## Text extract

......

In 2013, the Supreme Court confirmed the reported influence-peddling of one Arlene Lerma, who was said to have paid for court decisions favoring her clients. She was also said to have funded the campaigns of certain candidates for president of the Philippine Judges Association, booking 50 rooms in deluxe hotels for judges and their spouses and gifting them expensive items and plane tickets for trips abroad.

In 2014, the Supreme Court dismissed Sandiganbayan Associate Justice Gregory Ong after he was found guilty of “gross misconduct, dishonesty and impropriety” for acquitting alleged pork barrel scam mastermind Janet Lim Napoles in a malversation case involving the sale in 1998 of 500 Kevlar helmets to the Philippine Marines.  A photo showed him with Napoles and then Sen. Jinggoy Estrada. An investigation revealed that Ong visited Napoles at her office on two occasions after participating in the Kevlar helmet case. The high court said: The “totality of the circumstances of such association strongly indicates [Ong’s] corrupt inclinations that only heightened the public’s perception of anomaly in the decision-making process.”

......

## Records provided
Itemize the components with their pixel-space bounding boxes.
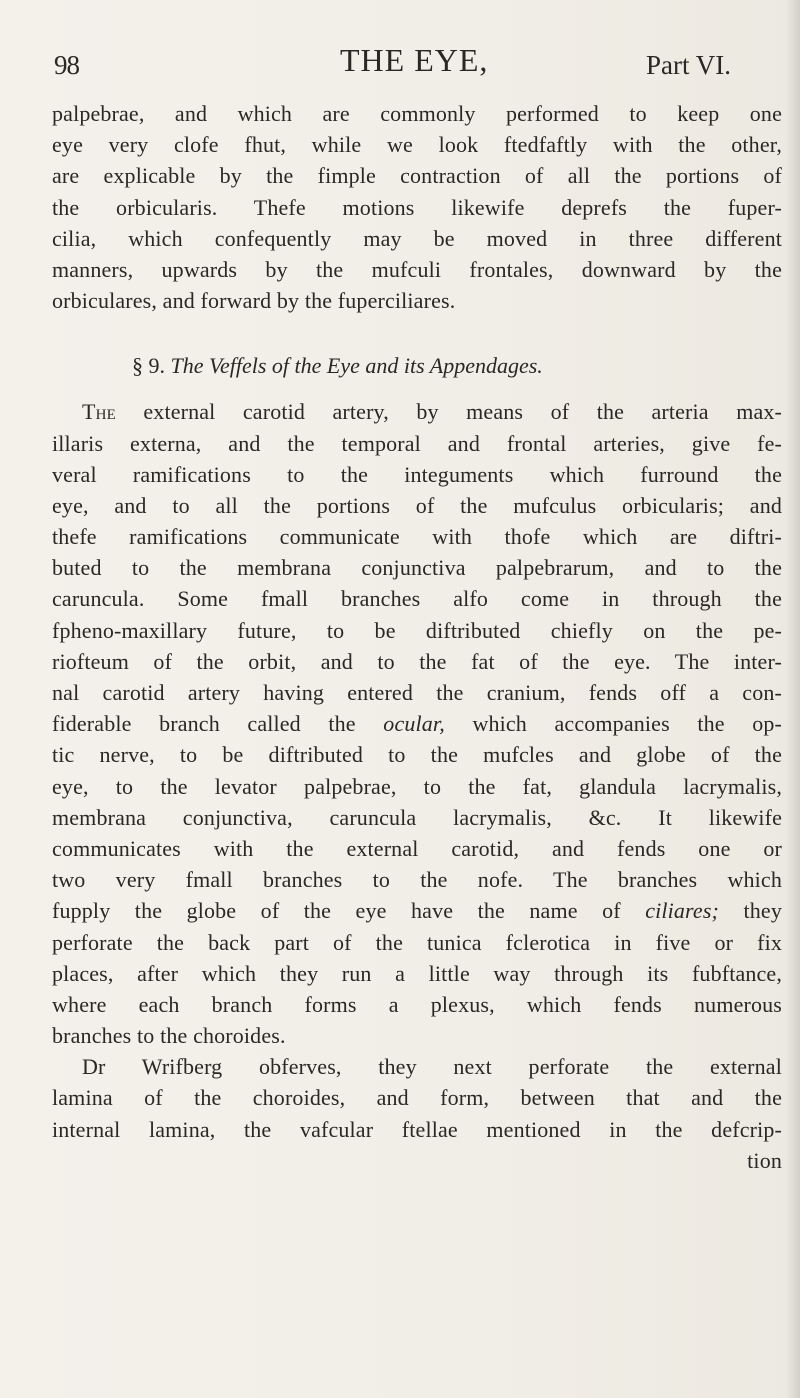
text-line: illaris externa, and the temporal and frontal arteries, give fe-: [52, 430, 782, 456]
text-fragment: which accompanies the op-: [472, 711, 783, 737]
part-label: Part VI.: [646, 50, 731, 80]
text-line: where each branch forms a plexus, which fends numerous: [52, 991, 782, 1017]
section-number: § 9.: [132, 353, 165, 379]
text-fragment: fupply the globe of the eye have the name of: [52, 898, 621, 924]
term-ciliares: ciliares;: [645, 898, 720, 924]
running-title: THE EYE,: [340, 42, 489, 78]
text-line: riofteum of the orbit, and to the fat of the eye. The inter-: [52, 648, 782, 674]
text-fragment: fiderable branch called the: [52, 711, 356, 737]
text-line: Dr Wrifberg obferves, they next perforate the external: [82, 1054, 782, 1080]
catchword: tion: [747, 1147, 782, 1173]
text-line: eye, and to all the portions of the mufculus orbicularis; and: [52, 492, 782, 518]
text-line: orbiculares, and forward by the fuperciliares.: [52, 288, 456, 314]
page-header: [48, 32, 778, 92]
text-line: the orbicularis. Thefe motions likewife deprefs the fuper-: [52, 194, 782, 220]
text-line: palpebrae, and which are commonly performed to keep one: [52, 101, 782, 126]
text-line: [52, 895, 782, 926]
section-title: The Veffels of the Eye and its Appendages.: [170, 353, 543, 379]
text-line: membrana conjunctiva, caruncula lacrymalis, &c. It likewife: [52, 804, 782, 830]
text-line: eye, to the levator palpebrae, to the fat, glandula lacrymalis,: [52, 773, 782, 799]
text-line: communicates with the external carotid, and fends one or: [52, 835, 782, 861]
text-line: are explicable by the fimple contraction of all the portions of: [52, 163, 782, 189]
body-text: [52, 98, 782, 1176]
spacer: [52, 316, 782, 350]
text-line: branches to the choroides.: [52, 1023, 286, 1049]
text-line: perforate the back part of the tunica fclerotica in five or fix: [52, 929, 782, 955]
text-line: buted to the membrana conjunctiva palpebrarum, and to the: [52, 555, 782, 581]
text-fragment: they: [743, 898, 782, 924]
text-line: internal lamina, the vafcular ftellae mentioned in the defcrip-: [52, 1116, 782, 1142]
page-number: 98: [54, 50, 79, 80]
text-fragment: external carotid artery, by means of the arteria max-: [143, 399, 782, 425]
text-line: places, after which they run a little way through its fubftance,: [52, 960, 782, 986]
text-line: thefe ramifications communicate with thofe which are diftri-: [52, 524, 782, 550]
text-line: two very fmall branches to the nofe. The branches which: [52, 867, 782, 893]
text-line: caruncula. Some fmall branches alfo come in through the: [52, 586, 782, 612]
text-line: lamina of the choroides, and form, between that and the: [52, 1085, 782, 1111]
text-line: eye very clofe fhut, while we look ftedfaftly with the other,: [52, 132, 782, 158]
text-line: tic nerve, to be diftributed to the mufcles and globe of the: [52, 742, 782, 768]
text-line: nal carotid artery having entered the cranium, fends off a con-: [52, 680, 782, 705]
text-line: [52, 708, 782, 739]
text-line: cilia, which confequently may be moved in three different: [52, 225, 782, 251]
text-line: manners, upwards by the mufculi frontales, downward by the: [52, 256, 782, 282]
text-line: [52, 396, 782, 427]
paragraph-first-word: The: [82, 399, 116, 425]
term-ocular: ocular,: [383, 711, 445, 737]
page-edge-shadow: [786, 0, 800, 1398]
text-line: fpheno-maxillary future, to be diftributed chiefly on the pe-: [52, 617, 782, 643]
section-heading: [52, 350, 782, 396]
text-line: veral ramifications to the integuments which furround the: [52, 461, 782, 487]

......

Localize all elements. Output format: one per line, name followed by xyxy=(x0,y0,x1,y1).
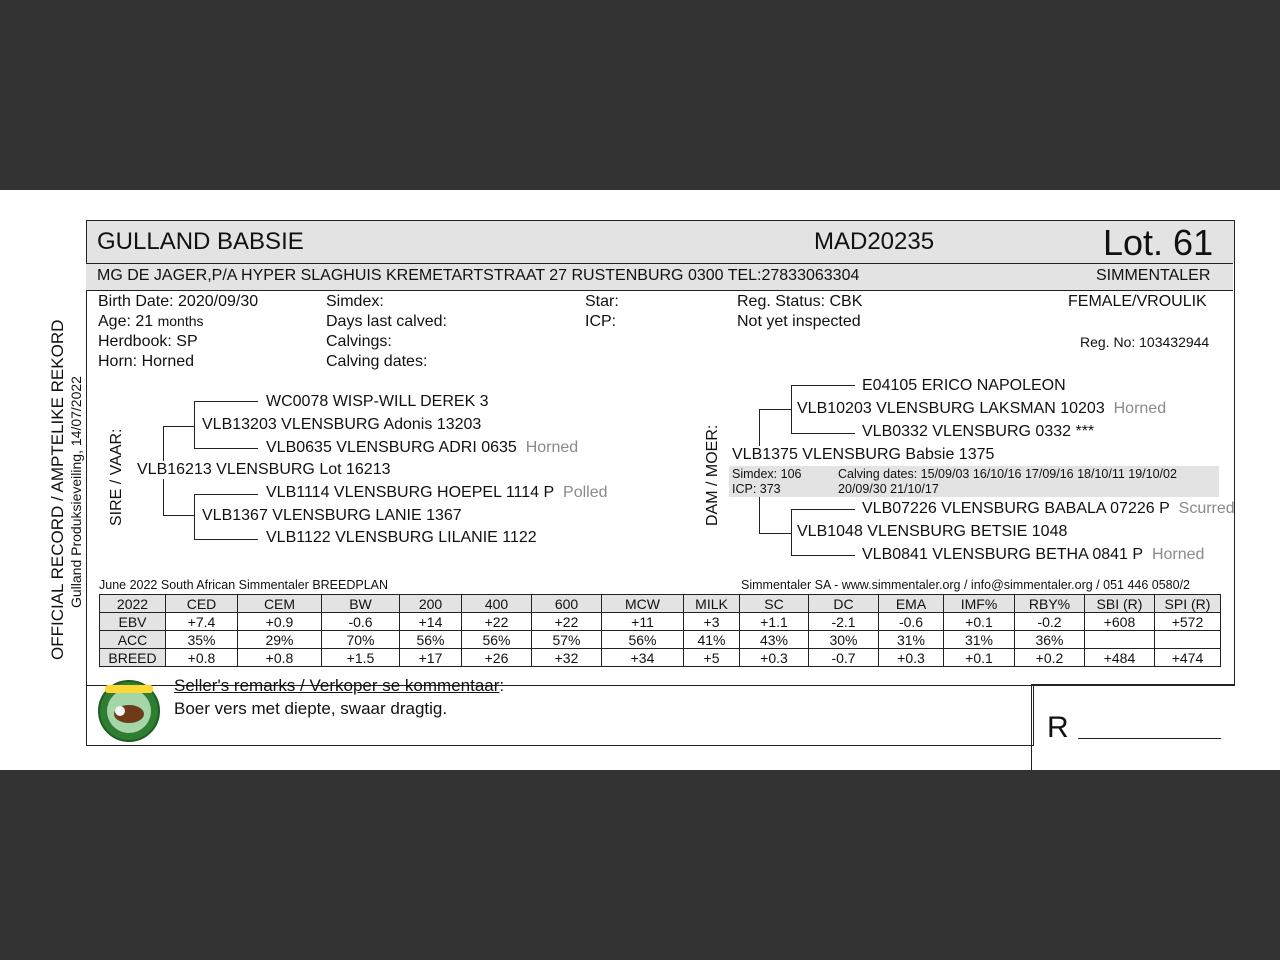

......

## Work to complete
• a. In the text on court corruption cases in the Philippines, how many hotel rooms was Arlene Lerma said to have booked for judges and their spouses?
• b. Continue the text on court corruption cases in the Philippines from where it stops.

## Answers to the exercise
• a. 50 rooms in deluxe hotels.

• b.
Going back to Estrada, in September 2007 the Sandiganbayan division presided over by Teresita Leonardo-de Castro convicted Estrada of plunder. But a month later, President Arroyo pardoned him on condition that he would not seek any elective office in the future.

In January 2015, the Supreme Court ruled that the pardon was absolute, thereby restoring Estrada’s civil rights, including the right to run for public office. In July last year, the same Supreme Court acquitted Arroyo of plunder for “insufficiency of evidence.”

Oscar P. Lagman Jr. has been a keen observer of Philippine politics since the 1950s.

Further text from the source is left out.